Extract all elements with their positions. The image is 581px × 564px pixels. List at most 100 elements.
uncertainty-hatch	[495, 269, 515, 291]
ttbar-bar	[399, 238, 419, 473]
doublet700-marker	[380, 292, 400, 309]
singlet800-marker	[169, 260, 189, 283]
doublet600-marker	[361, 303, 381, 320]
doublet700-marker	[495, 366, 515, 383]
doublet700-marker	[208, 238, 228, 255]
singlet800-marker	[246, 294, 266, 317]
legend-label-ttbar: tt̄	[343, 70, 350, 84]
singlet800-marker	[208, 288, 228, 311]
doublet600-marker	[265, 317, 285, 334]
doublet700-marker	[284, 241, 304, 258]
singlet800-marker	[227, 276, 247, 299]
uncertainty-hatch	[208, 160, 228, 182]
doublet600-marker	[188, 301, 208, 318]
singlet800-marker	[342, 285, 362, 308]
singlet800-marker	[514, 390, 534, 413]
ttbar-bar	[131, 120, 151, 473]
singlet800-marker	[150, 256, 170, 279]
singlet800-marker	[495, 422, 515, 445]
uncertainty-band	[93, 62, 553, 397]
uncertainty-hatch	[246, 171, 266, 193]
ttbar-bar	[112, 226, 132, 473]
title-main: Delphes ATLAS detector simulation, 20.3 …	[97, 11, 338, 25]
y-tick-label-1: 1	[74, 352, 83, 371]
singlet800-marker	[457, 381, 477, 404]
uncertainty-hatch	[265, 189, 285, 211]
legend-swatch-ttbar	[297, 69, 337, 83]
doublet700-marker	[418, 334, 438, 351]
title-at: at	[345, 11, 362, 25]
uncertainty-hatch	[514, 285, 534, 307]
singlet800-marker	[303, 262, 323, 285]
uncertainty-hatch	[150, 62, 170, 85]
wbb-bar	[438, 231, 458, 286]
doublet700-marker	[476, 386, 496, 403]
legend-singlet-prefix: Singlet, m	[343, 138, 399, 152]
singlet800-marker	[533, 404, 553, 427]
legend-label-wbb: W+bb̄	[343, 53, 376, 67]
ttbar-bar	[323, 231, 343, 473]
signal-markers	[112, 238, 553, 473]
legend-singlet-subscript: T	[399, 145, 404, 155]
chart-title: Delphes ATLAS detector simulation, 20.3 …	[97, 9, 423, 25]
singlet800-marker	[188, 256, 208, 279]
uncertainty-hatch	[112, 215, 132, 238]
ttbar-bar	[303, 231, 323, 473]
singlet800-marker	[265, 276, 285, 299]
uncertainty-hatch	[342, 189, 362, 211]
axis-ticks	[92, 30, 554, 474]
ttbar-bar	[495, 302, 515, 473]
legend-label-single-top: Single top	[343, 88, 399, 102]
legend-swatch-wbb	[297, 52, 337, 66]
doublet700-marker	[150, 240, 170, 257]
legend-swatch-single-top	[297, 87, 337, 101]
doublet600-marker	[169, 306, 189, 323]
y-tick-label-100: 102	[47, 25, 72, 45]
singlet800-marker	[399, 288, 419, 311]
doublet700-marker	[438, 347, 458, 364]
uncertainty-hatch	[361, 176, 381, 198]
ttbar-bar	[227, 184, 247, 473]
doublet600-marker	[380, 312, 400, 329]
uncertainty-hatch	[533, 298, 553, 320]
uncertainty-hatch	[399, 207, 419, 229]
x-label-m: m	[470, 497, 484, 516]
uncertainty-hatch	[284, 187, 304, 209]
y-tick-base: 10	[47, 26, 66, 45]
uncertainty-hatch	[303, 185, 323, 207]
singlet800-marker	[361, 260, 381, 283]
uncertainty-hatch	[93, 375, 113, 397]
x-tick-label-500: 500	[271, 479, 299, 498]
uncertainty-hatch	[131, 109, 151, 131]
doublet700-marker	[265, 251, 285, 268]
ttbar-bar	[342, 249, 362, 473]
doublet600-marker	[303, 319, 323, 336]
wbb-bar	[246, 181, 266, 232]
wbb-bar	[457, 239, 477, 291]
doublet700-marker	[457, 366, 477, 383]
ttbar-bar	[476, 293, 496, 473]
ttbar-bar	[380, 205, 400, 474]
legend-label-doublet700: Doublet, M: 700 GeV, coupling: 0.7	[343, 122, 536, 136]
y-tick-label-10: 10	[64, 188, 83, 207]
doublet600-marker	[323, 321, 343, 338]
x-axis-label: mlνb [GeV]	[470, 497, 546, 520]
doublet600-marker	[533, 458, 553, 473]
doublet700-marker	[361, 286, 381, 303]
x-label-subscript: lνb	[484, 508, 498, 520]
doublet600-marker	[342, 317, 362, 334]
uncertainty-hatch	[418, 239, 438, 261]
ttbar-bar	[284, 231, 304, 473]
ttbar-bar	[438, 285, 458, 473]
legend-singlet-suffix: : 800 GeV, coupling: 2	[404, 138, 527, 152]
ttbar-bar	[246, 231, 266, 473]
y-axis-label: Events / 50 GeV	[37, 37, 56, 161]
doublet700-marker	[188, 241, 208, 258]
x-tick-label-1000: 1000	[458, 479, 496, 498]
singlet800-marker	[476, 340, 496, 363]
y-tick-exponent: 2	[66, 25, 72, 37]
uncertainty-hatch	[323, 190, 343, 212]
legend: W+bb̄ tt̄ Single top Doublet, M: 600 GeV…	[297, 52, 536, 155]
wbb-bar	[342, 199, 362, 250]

* [GIVEN TASK]:
Pick out every line of the entries above that contains the string "subscript", and match case exactly.

* [REPLY]:
legend-singlet-subscript: T	[399, 145, 404, 155]
x-label-subscript: lνb	[484, 508, 498, 520]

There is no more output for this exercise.